▸ Job
Transcribe every line exactly. Leave the pictures behind.

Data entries

'''

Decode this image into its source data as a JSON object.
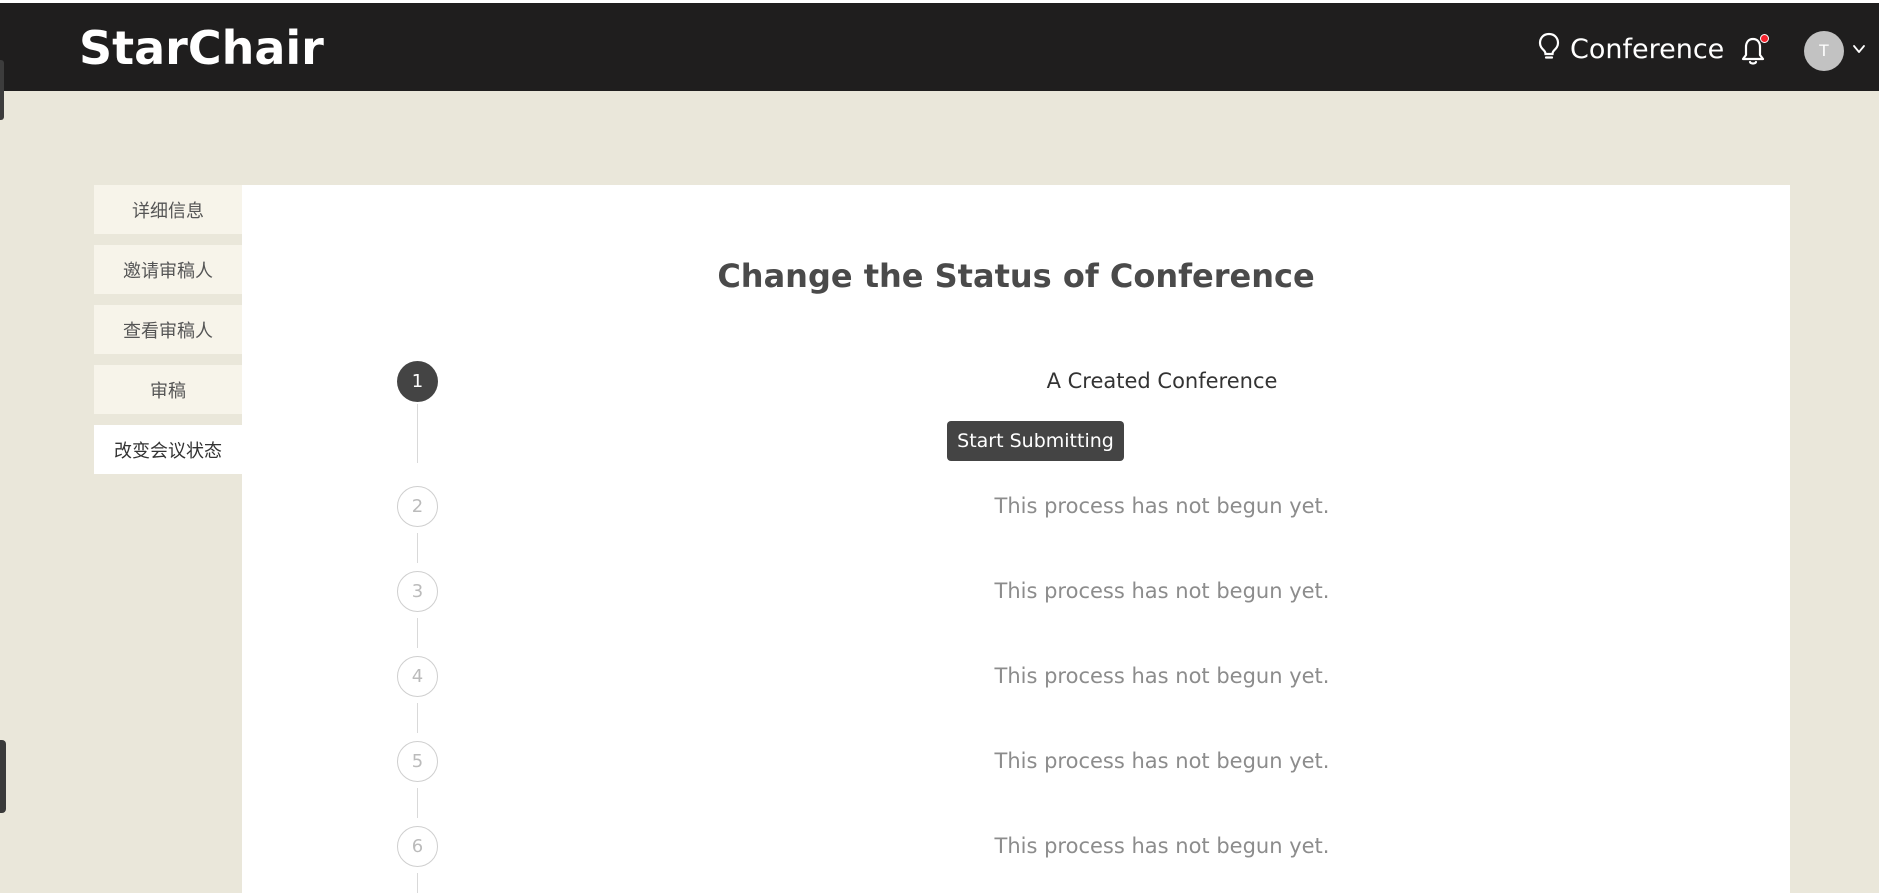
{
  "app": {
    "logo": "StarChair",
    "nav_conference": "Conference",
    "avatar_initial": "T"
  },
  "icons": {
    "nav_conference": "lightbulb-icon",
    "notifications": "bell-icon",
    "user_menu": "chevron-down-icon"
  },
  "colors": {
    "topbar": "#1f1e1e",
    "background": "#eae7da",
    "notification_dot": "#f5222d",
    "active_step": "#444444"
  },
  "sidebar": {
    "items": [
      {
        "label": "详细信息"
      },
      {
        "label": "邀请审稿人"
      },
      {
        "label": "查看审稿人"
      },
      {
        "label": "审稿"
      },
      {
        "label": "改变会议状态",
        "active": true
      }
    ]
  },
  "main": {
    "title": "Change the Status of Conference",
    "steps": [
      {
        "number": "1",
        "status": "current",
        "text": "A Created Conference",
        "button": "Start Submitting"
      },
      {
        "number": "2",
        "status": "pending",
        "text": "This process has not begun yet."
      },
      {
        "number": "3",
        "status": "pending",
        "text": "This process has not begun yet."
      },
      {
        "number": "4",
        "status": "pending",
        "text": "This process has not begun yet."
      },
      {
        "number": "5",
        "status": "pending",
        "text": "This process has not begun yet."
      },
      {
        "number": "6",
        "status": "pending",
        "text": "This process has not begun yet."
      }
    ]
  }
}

'''

▸ Expected output
Decode this image into its source data as a JSON object.
{
  "app": {
    "logo": "StarChair",
    "nav_conference": "Conference",
    "avatar_initial": "T"
  },
  "icons": {
    "nav_conference": "lightbulb-icon",
    "notifications": "bell-icon",
    "user_menu": "chevron-down-icon"
  },
  "colors": {
    "topbar": "#1f1e1e",
    "background": "#eae7da",
    "notification_dot": "#f5222d",
    "active_step": "#444444"
  },
  "sidebar": {
    "items": [
      {
        "label": "详细信息"
      },
      {
        "label": "邀请审稿人"
      },
      {
        "label": "查看审稿人"
      },
      {
        "label": "审稿"
      },
      {
        "label": "改变会议状态",
        "active": true
      }
    ]
  },
  "main": {
    "title": "Change the Status of Conference",
    "steps": [
      {
        "number": "1",
        "status": "current",
        "text": "A Created Conference",
        "button": "Start Submitting"
      },
      {
        "number": "2",
        "status": "pending",
        "text": "This process has not begun yet."
      },
      {
        "number": "3",
        "status": "pending",
        "text": "This process has not begun yet."
      },
      {
        "number": "4",
        "status": "pending",
        "text": "This process has not begun yet."
      },
      {
        "number": "5",
        "status": "pending",
        "text": "This process has not begun yet."
      },
      {
        "number": "6",
        "status": "pending",
        "text": "This process has not begun yet."
      }
    ]
  }
}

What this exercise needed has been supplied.